» **Your instructions**
Reproduce all of the material exactly as shown.

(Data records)
^^^^^^^^^^^^^^^^
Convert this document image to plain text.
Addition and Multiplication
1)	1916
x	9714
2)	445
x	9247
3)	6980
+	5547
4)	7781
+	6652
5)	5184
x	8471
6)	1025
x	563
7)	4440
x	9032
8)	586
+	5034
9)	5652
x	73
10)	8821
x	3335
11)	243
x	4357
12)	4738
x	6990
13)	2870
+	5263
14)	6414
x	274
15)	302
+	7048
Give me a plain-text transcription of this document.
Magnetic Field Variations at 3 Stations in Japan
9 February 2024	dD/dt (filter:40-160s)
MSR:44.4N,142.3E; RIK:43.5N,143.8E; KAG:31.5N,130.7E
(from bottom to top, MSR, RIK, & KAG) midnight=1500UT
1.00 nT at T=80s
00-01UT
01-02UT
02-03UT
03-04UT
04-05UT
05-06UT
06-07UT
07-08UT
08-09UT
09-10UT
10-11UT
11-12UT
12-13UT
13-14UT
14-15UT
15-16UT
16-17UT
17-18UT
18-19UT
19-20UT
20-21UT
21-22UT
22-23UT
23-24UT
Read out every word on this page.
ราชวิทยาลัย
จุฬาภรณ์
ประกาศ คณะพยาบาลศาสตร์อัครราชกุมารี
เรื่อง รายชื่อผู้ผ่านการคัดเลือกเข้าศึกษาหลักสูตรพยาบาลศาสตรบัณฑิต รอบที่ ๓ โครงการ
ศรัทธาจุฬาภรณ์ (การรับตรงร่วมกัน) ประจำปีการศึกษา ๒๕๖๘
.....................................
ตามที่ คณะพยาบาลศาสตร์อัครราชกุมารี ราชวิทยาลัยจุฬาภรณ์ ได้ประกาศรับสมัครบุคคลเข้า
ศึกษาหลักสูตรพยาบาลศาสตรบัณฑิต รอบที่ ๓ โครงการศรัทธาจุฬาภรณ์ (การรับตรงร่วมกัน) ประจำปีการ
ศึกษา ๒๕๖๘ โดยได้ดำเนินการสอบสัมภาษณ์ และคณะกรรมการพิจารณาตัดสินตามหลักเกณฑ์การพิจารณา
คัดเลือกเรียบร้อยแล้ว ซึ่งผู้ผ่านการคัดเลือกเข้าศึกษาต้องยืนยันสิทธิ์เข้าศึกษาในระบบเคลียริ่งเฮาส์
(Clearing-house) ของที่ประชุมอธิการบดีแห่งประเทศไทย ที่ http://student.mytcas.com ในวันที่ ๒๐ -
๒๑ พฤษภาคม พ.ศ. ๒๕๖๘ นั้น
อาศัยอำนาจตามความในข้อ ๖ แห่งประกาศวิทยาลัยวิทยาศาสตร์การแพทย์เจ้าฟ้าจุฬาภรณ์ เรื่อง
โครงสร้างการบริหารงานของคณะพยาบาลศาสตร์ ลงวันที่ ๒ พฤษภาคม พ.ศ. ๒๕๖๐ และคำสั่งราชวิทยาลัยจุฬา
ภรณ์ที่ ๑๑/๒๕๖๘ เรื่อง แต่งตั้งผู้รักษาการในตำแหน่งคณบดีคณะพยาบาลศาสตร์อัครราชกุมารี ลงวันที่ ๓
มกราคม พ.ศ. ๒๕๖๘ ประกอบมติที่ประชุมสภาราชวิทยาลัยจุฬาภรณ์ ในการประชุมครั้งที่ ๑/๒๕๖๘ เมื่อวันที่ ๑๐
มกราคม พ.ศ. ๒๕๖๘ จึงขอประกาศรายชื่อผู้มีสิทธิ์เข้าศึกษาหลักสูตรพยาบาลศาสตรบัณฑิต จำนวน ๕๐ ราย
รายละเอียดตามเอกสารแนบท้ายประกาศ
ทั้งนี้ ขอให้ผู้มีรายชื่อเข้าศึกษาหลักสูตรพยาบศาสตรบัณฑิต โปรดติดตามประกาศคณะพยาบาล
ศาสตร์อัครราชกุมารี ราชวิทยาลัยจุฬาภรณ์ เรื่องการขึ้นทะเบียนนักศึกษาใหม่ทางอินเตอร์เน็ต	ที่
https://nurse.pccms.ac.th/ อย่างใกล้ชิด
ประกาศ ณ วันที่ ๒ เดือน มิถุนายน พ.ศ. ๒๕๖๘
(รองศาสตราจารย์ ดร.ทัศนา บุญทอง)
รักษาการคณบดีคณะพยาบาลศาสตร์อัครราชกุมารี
^^^^^^^^^^^^^^^^
» **Result for this exercise**
Convert this document image to plain text.
Addition and Multiplication
1)	1916
x	9714
2)	445
x	9247
3)	6980
+	5547
4)	7781
+	6652
5)	5184
x	8471
6)	1025
x	563
7)	4440
x	9032
8)	586
+	5034
9)	5652
x	73
10)	8821
x	3335
11)	243
x	4357
12)	4738
x	6990
13)	2870
+	5263
14)	6414
x	274
15)	302
+	7048
Give me a plain-text transcription of this document.
Magnetic Field Variations at 3 Stations in Japan
9 February 2024	dD/dt (filter:40-160s)
MSR:44.4N,142.3E; RIK:43.5N,143.8E; KAG:31.5N,130.7E
(from bottom to top, MSR, RIK, & KAG) midnight=1500UT
1.00 nT at T=80s
00-01UT
01-02UT
02-03UT
03-04UT
04-05UT
05-06UT
06-07UT
07-08UT
08-09UT
09-10UT
10-11UT
11-12UT
12-13UT
13-14UT
14-15UT
15-16UT
16-17UT
17-18UT
18-19UT
19-20UT
20-21UT
21-22UT
22-23UT
23-24UT
Read out every word on this page.
ราชวิทยาลัย
จุฬาภรณ์
ประกาศ คณะพยาบาลศาสตร์อัครราชกุมารี
เรื่อง รายชื่อผู้ผ่านการคัดเลือกเข้าศึกษาหลักสูตรพยาบาลศาสตรบัณฑิต รอบที่ ๓ โครงการ
ศรัทธาจุฬาภรณ์ (การรับตรงร่วมกัน) ประจำปีการศึกษา ๒๕๖๘
.....................................
ตามที่ คณะพยาบาลศาสตร์อัครราชกุมารี ราชวิทยาลัยจุฬาภรณ์ ได้ประกาศรับสมัครบุคคลเข้า
ศึกษาหลักสูตรพยาบาลศาสตรบัณฑิต รอบที่ ๓ โครงการศรัทธาจุฬาภรณ์ (การรับตรงร่วมกัน) ประจำปีการ
ศึกษา ๒๕๖๘ โดยได้ดำเนินการสอบสัมภาษณ์ และคณะกรรมการพิจารณาตัดสินตามหลักเกณฑ์การพิจารณา
คัดเลือกเรียบร้อยแล้ว ซึ่งผู้ผ่านการคัดเลือกเข้าศึกษาต้องยืนยันสิทธิ์เข้าศึกษาในระบบเคลียริ่งเฮาส์
(Clearing-house) ของที่ประชุมอธิการบดีแห่งประเทศไทย ที่ http://student.mytcas.com ในวันที่ ๒๐ -
๒๑ พฤษภาคม พ.ศ. ๒๕๖๘ นั้น
อาศัยอำนาจตามความในข้อ ๖ แห่งประกาศวิทยาลัยวิทยาศาสตร์การแพทย์เจ้าฟ้าจุฬาภรณ์ เรื่อง
โครงสร้างการบริหารงานของคณะพยาบาลศาสตร์ ลงวันที่ ๒ พฤษภาคม พ.ศ. ๒๕๖๐ และคำสั่งราชวิทยาลัยจุฬา
ภรณ์ที่ ๑๑/๒๕๖๘ เรื่อง แต่งตั้งผู้รักษาการในตำแหน่งคณบดีคณะพยาบาลศาสตร์อัครราชกุมารี ลงวันที่ ๓
มกราคม พ.ศ. ๒๕๖๘ ประกอบมติที่ประชุมสภาราชวิทยาลัยจุฬาภรณ์ ในการประชุมครั้งที่ ๑/๒๕๖๘ เมื่อวันที่ ๑๐
มกราคม พ.ศ. ๒๕๖๘ จึงขอประกาศรายชื่อผู้มีสิทธิ์เข้าศึกษาหลักสูตรพยาบาลศาสตรบัณฑิต จำนวน ๕๐ ราย
รายละเอียดตามเอกสารแนบท้ายประกาศ
ทั้งนี้ ขอให้ผู้มีรายชื่อเข้าศึกษาหลักสูตรพยาบศาสตรบัณฑิต โปรดติดตามประกาศคณะพยาบาล
ศาสตร์อัครราชกุมารี ราชวิทยาลัยจุฬาภรณ์ เรื่องการขึ้นทะเบียนนักศึกษาใหม่ทางอินเตอร์เน็ต	ที่
https://nurse.pccms.ac.th/ อย่างใกล้ชิด
ประกาศ ณ วันที่ ๒ เดือน มิถุนายน พ.ศ. ๒๕๖๘
(รองศาสตราจารย์ ดร.ทัศนา บุญทอง)
รักษาการคณบดีคณะพยาบาลศาสตร์อัครราชกุมารี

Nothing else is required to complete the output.